**Work required:**
Scan the records below. List lines holding "Carburetor".

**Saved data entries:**
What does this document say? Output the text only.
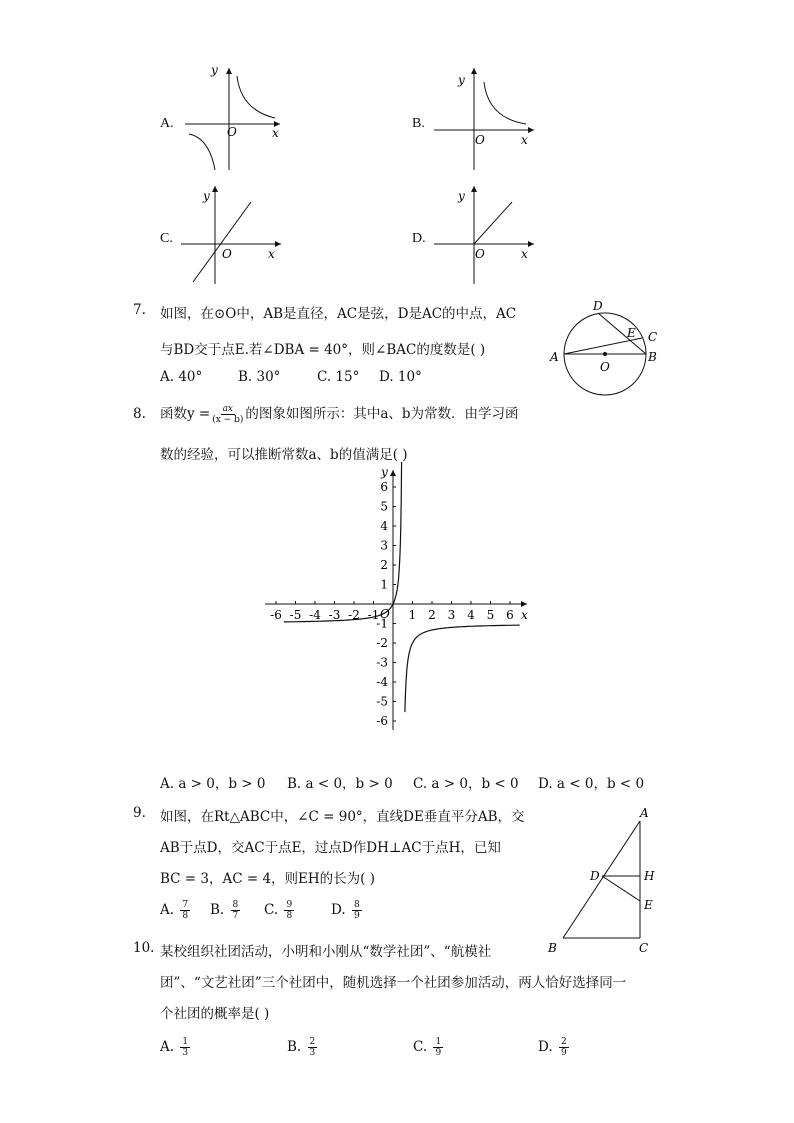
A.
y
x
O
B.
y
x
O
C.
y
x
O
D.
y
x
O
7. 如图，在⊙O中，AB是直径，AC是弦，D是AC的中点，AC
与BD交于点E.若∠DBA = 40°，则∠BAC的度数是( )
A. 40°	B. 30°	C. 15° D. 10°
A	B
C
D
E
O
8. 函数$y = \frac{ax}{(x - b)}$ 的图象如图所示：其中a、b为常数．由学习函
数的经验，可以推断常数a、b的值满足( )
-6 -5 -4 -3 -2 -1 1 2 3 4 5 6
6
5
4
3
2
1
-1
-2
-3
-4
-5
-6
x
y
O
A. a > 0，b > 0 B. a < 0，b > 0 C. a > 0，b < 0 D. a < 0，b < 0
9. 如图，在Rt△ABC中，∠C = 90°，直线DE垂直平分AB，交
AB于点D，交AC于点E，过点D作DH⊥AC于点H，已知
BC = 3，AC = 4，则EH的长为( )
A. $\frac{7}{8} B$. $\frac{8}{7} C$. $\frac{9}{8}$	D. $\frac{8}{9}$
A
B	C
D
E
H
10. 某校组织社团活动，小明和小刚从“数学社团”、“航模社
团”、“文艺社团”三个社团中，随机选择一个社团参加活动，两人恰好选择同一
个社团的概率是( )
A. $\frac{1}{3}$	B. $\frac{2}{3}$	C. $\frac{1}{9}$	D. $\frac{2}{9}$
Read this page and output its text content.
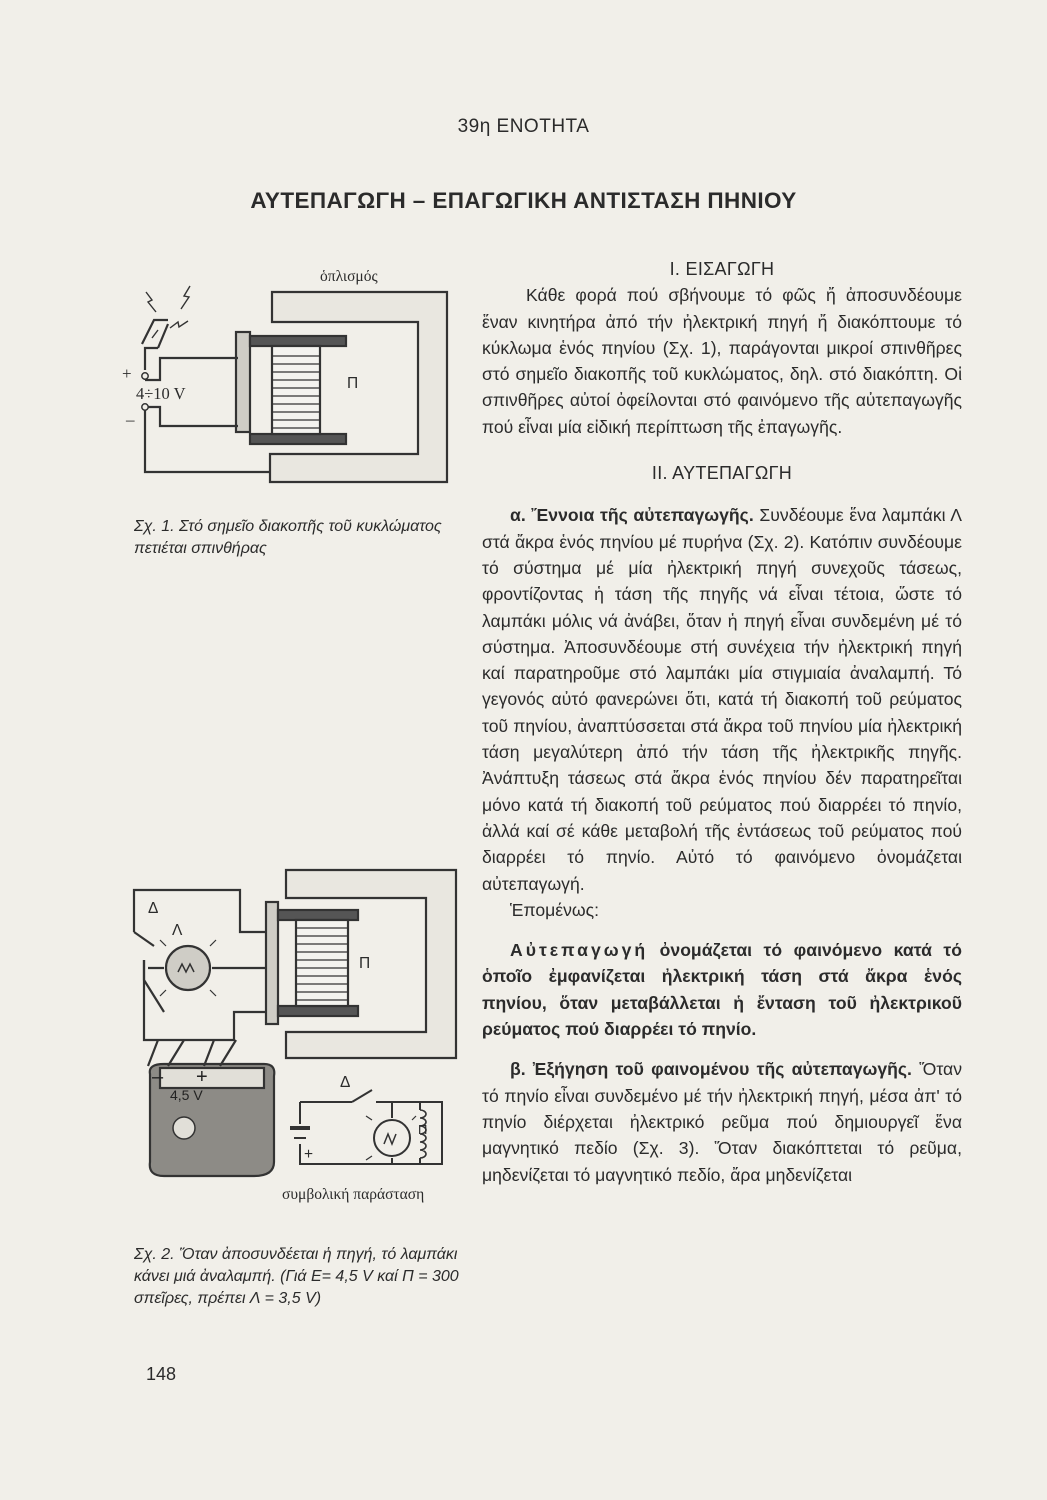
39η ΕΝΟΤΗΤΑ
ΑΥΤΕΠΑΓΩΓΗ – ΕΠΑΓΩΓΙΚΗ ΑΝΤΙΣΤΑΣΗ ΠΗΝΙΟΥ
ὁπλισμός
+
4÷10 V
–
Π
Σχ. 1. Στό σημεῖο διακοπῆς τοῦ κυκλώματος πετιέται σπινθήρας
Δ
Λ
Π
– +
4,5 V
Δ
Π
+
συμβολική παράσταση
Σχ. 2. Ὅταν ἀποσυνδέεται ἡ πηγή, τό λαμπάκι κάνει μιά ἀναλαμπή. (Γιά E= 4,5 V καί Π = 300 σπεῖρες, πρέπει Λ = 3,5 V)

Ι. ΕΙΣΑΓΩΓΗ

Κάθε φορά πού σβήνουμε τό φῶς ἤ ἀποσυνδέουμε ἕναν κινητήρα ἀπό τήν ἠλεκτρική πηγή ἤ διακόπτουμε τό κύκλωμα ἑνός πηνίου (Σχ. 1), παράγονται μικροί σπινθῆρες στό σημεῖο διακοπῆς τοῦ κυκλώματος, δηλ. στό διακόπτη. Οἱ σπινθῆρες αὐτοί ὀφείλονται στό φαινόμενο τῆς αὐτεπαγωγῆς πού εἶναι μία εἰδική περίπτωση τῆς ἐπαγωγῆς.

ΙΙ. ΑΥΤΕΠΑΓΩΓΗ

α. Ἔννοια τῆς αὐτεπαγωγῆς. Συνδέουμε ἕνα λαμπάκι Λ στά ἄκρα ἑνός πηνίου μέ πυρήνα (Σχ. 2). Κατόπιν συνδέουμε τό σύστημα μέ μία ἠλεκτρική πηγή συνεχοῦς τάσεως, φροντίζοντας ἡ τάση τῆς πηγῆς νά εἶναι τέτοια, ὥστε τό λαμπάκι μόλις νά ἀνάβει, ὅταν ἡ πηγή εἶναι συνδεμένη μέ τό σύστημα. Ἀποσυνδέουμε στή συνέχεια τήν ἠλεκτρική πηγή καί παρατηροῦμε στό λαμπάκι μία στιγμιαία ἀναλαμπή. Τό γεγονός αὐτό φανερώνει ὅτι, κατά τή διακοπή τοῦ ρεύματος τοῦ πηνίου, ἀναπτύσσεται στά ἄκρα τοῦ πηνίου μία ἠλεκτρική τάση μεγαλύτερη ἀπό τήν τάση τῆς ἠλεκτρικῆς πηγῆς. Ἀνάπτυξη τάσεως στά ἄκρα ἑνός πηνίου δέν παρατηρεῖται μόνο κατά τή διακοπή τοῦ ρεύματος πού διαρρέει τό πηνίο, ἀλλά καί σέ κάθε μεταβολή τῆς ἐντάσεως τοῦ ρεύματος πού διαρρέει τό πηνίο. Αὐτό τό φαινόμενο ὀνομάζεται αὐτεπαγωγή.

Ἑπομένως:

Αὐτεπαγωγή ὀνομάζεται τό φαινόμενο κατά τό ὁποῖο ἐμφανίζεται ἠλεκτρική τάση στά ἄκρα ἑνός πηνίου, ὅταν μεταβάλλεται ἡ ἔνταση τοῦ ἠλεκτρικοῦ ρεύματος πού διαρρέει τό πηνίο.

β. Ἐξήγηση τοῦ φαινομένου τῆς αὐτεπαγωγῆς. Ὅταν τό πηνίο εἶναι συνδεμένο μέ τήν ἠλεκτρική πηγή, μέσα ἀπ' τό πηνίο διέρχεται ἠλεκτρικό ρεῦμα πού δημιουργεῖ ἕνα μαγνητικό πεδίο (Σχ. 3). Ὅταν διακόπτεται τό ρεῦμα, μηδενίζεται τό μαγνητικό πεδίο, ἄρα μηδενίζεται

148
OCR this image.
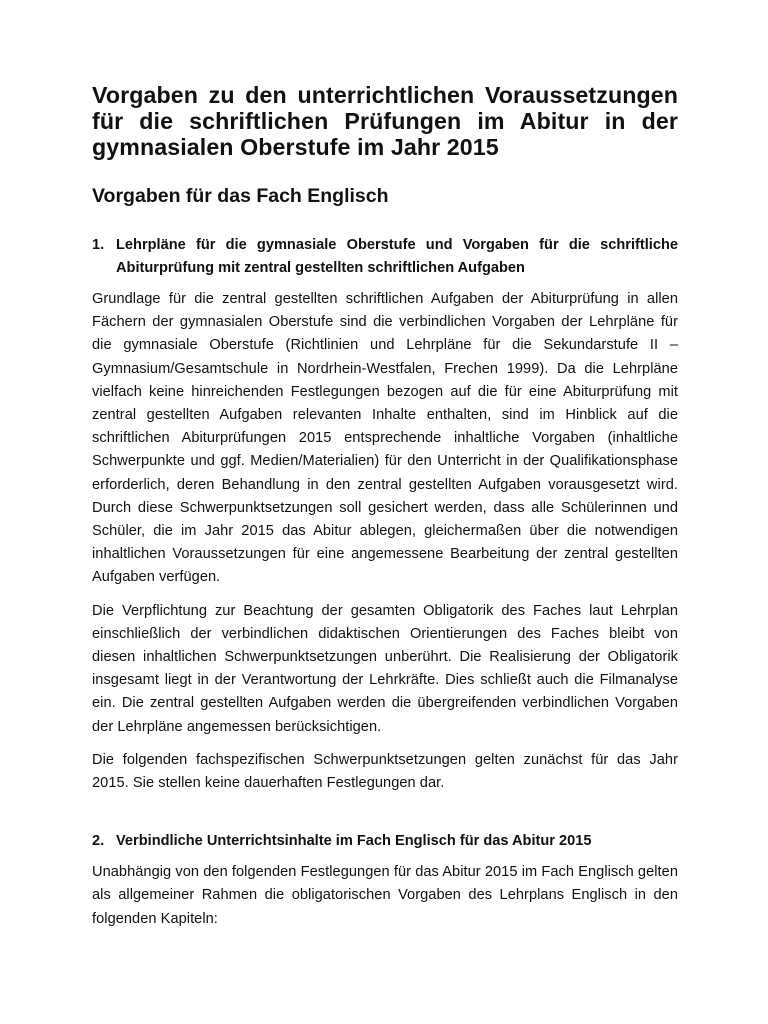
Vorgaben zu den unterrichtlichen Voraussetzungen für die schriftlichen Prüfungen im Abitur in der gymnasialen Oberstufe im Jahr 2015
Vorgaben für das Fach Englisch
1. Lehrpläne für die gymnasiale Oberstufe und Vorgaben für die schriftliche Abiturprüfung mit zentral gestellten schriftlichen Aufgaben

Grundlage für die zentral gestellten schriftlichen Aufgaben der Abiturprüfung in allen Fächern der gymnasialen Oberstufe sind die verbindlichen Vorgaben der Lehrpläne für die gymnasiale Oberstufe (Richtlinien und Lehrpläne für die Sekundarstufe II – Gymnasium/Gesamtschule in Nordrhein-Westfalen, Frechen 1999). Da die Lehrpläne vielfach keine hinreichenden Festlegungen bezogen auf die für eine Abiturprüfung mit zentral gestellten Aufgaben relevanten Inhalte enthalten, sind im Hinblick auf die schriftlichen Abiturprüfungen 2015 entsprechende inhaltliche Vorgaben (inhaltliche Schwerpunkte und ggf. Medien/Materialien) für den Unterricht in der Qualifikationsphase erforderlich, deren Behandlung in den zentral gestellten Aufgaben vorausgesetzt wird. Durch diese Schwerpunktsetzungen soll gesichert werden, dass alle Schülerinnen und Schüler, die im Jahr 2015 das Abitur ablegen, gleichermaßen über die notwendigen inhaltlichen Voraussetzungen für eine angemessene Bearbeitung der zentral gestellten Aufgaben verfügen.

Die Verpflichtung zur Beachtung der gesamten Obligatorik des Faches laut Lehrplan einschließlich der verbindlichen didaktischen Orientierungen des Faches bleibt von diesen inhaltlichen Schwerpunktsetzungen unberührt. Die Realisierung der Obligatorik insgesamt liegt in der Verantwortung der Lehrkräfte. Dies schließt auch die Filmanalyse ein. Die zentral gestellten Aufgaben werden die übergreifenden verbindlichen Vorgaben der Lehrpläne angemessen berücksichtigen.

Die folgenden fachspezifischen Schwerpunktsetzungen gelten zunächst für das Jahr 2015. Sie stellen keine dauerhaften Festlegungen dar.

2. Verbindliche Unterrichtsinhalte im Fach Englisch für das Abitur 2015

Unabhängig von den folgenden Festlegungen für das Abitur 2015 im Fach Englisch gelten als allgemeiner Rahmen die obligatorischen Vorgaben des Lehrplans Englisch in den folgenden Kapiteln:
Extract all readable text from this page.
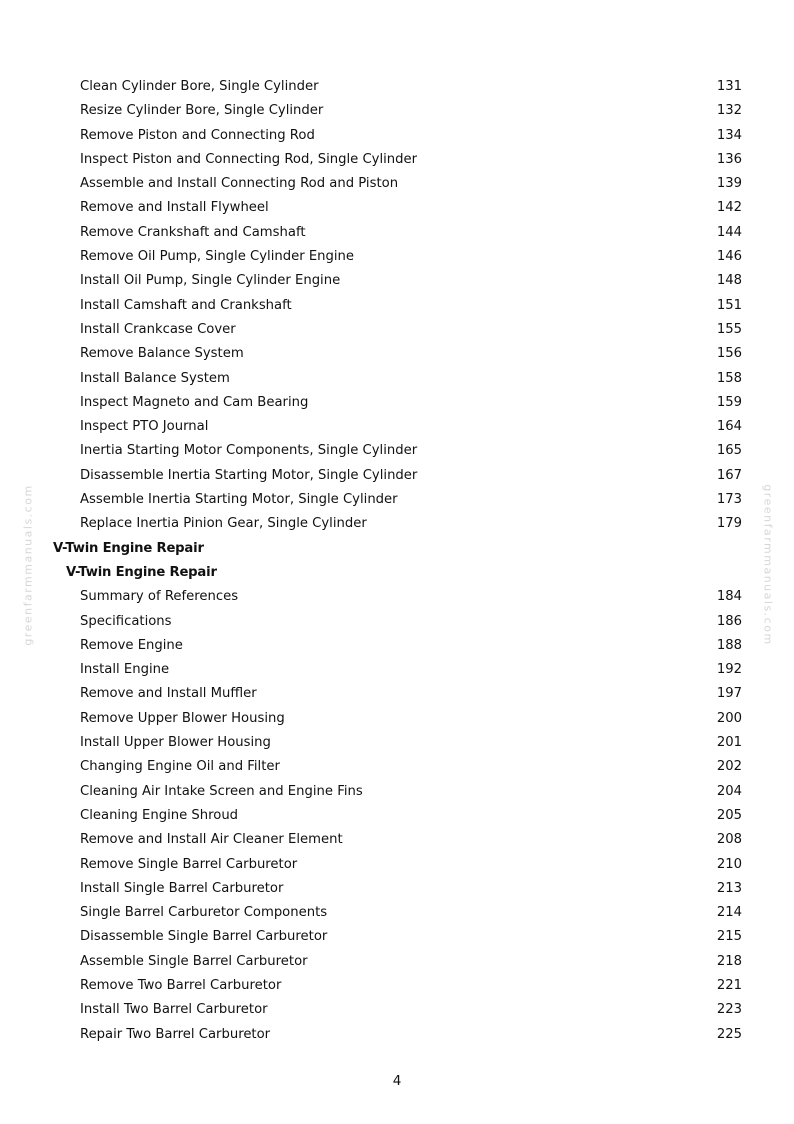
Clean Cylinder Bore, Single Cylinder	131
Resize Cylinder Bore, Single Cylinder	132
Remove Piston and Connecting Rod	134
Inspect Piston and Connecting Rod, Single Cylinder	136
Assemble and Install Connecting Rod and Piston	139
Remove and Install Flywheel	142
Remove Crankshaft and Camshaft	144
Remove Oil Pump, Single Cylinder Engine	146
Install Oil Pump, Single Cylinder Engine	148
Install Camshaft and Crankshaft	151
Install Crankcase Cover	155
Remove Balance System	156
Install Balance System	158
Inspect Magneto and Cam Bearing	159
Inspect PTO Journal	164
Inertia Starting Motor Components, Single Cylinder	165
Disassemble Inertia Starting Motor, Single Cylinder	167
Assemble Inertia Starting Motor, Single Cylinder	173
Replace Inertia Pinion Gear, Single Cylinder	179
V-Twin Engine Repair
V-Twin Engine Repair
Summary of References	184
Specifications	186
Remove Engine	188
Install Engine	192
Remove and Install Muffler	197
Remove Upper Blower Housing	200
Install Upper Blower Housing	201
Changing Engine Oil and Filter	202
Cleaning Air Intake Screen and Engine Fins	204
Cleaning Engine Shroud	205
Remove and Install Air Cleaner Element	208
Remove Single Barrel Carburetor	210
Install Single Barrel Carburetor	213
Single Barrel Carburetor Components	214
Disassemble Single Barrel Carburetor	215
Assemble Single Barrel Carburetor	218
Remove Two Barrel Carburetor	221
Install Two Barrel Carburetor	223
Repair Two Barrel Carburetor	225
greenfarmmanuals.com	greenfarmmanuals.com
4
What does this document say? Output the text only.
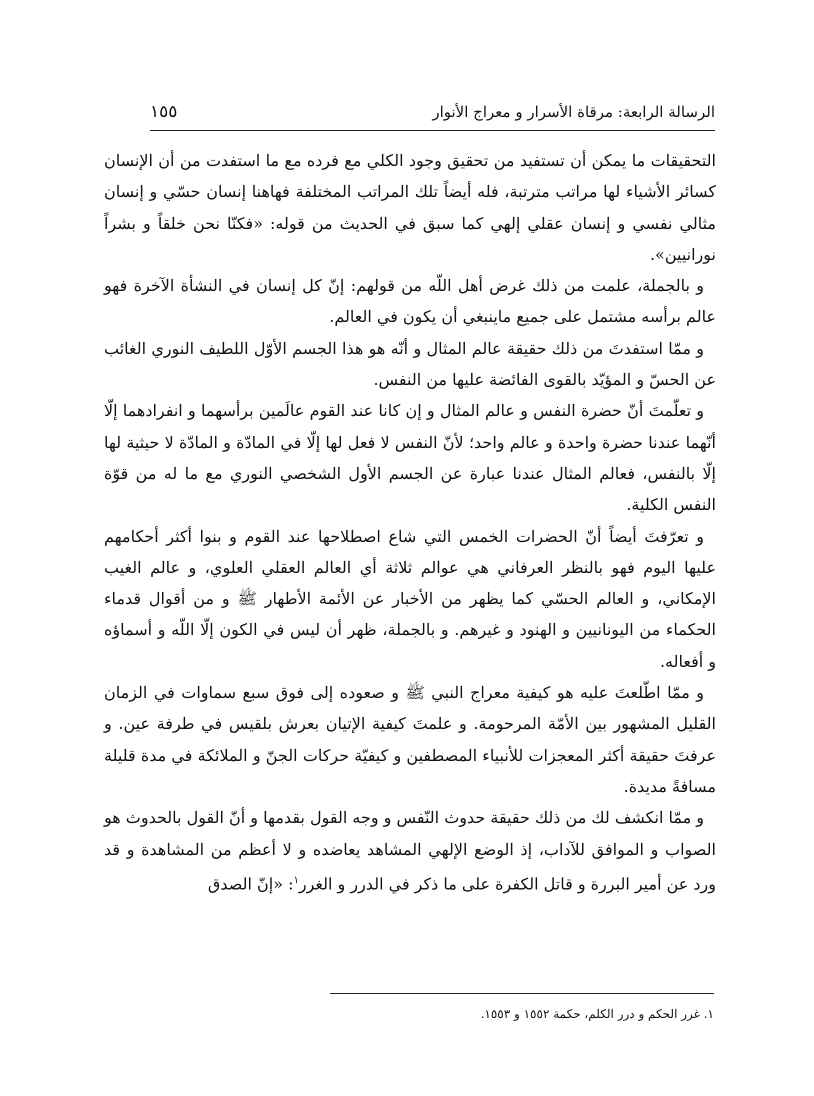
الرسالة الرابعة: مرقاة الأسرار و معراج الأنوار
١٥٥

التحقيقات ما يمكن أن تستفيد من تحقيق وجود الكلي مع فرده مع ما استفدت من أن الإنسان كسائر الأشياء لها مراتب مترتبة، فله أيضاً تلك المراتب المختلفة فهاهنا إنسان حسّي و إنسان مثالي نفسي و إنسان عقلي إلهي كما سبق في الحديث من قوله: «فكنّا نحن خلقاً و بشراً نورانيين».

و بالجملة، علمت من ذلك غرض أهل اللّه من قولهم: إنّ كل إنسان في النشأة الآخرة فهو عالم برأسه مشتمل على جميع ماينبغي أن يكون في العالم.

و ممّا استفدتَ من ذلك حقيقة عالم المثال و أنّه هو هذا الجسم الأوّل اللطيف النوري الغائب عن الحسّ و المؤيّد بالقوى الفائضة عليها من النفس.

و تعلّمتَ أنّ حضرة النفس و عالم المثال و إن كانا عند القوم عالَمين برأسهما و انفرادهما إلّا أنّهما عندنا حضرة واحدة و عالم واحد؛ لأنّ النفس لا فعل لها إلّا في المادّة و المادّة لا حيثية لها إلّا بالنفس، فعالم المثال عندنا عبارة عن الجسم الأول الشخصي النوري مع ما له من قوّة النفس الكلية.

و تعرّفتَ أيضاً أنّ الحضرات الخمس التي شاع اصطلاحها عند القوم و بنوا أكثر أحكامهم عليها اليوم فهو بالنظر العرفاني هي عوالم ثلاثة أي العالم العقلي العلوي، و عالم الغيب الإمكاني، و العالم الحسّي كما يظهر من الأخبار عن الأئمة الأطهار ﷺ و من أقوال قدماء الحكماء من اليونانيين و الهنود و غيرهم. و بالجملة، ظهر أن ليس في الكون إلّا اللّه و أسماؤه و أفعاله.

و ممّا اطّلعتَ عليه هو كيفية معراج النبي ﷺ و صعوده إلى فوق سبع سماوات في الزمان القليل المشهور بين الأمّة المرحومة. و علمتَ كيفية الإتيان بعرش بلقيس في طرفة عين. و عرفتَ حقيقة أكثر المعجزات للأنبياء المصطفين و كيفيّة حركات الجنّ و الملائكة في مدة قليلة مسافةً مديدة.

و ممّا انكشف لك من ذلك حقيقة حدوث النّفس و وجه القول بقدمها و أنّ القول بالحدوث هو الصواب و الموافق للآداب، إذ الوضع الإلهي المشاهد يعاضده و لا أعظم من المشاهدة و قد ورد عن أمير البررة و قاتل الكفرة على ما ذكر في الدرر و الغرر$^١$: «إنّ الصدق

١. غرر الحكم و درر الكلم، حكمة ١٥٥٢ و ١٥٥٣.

**The response:**
Remove Single Barrel Carburetor	210
Install Single Barrel Carburetor	213
Single Barrel Carburetor Components	214
Disassemble Single Barrel Carburetor	215
Assemble Single Barrel Carburetor	218
Remove Two Barrel Carburetor	221
Install Two Barrel Carburetor	223
Repair Two Barrel Carburetor	225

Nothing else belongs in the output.